━━ Given data ━━

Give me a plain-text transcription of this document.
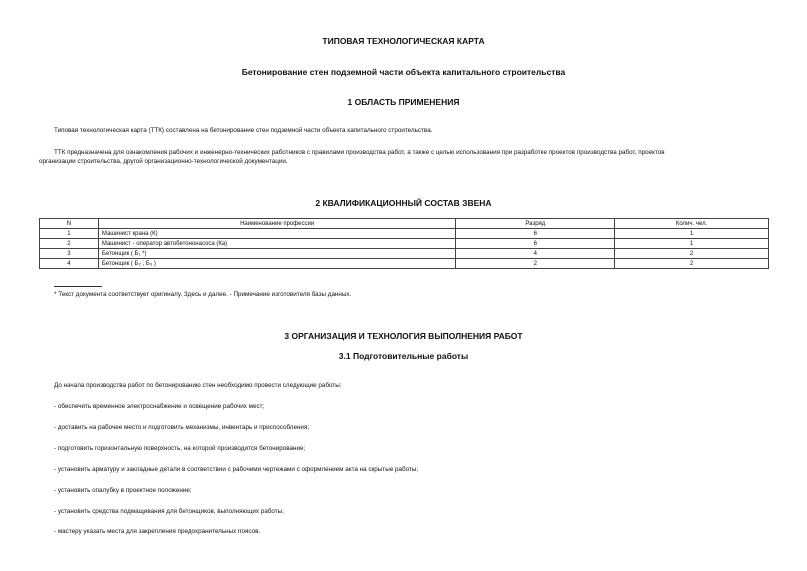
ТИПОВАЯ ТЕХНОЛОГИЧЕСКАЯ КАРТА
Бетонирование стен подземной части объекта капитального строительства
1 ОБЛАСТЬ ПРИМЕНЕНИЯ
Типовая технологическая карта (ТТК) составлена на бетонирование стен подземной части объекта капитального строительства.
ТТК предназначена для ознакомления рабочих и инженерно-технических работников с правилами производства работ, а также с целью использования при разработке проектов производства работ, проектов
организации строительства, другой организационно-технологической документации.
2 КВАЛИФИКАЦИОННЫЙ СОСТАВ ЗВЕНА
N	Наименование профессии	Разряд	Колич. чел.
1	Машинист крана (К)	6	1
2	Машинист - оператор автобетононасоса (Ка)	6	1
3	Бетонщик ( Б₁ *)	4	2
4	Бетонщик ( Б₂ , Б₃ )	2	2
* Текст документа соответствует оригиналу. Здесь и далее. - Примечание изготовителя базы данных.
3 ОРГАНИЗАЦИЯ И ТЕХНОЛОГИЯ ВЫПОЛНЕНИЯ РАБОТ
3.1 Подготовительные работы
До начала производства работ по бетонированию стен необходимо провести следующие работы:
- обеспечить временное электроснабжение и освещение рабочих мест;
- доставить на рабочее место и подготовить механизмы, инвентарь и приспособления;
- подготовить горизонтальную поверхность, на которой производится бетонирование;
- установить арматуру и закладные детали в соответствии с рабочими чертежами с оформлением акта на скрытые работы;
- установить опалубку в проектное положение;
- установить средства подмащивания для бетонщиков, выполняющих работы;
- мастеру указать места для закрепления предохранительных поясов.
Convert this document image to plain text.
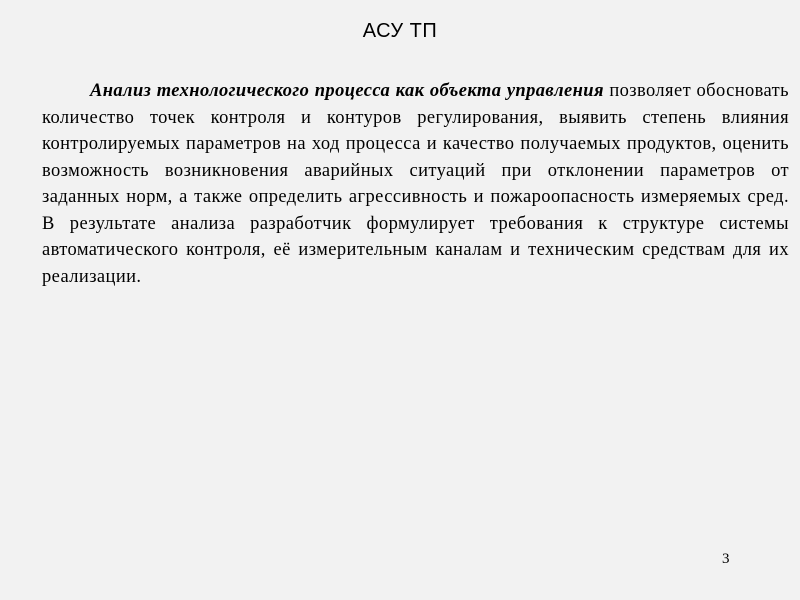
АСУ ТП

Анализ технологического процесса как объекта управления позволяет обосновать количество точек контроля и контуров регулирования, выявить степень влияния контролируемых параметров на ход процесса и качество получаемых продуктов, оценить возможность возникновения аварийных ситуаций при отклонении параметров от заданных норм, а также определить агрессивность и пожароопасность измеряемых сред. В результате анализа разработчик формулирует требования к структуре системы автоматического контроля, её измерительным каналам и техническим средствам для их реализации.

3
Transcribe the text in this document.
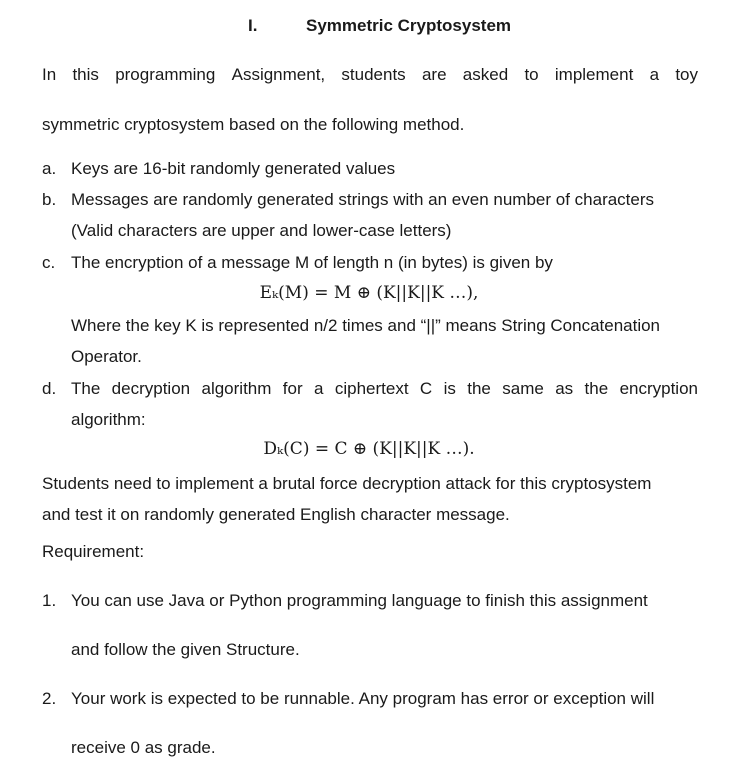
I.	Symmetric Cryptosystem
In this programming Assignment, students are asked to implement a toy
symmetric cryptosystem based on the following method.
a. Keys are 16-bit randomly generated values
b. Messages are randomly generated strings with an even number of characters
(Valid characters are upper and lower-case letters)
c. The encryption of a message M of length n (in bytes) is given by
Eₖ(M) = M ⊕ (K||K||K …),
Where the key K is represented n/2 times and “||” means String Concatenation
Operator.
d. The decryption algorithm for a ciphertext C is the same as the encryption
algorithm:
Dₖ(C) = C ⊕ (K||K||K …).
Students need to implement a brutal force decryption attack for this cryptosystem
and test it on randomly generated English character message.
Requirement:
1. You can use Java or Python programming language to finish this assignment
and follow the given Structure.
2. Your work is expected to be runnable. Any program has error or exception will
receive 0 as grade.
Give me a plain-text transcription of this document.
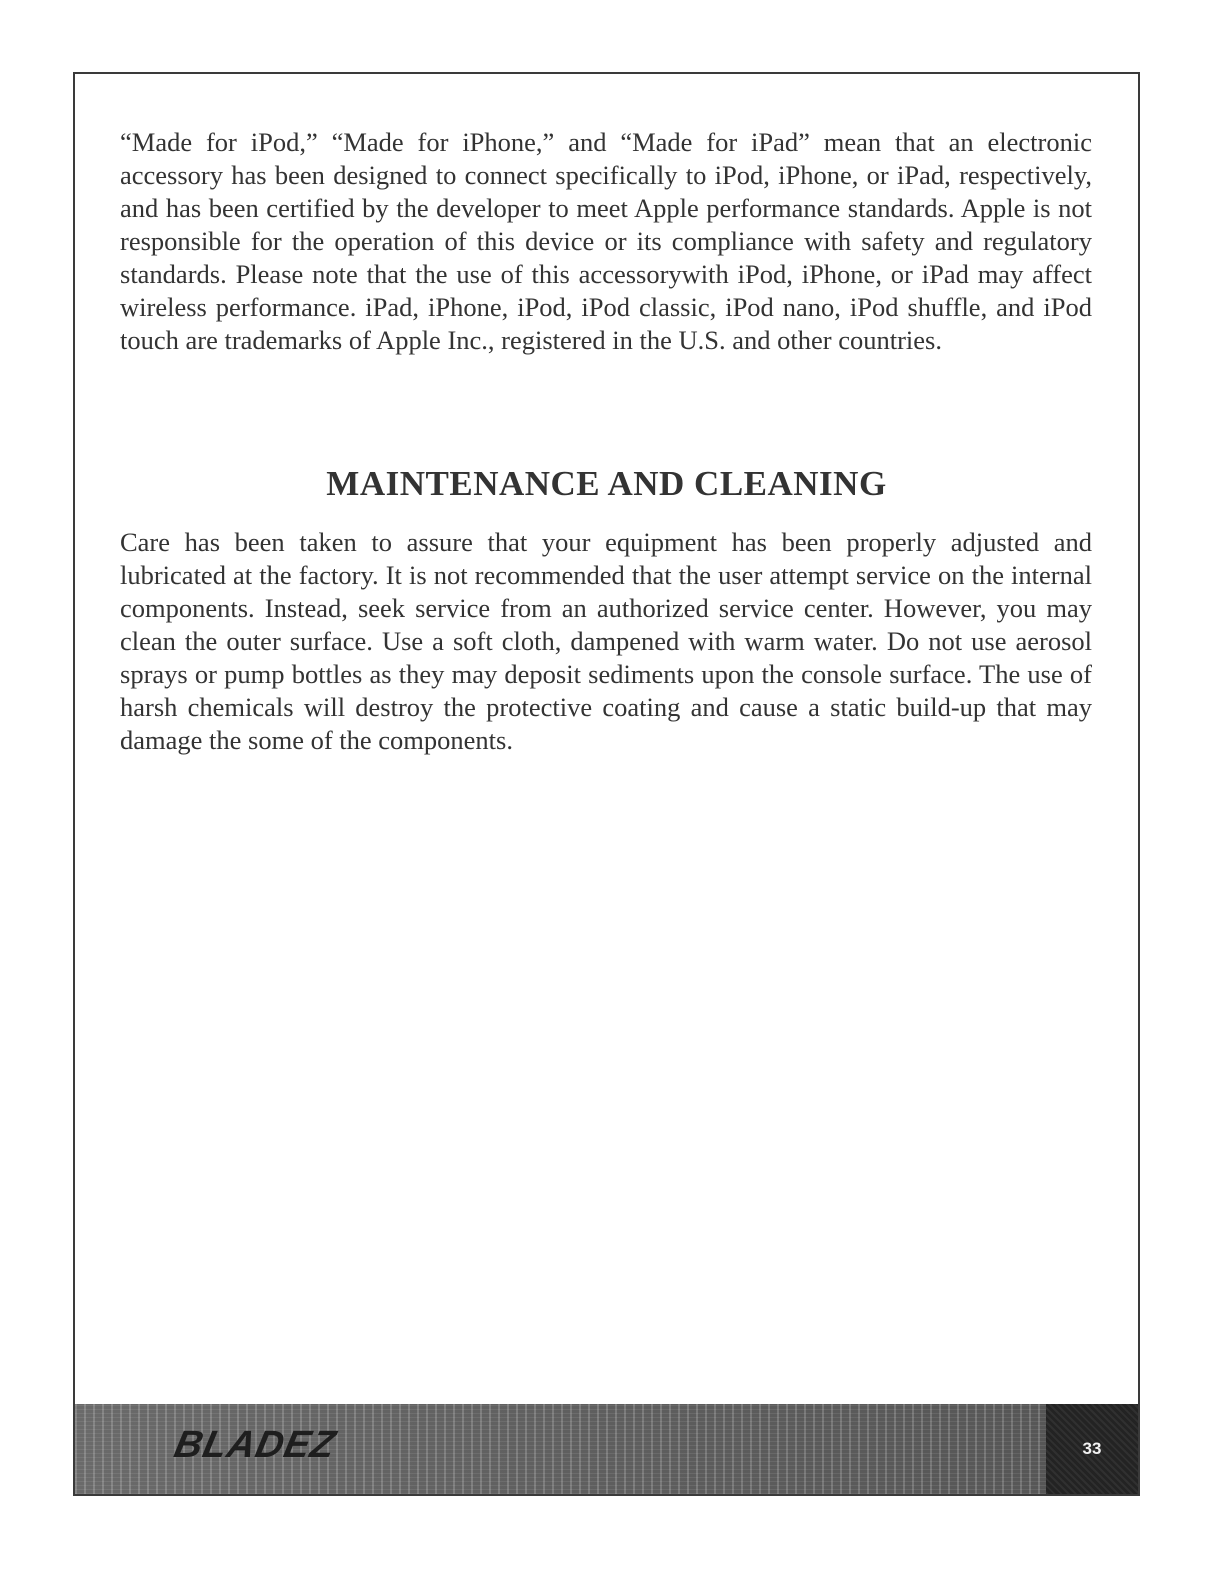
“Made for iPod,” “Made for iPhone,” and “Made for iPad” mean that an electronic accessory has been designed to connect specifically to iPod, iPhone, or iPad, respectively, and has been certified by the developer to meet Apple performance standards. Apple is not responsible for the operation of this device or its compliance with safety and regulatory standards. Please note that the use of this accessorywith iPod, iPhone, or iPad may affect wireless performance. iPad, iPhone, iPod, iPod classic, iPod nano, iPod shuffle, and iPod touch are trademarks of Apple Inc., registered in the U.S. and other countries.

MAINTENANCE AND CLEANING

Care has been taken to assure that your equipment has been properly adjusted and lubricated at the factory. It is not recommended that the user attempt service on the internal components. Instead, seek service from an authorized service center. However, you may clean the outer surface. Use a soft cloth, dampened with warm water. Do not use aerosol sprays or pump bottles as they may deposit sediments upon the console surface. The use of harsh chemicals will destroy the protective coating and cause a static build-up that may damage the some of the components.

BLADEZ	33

━━━

#### Your instructions
Look through the material and copy each line that has "капитального".

#### The result
Бетонирование стен подземной части объекта капитального строительства
Типовая технологическая карта (ТТК) составлена на бетонирование стен подземной части объекта капитального строительства.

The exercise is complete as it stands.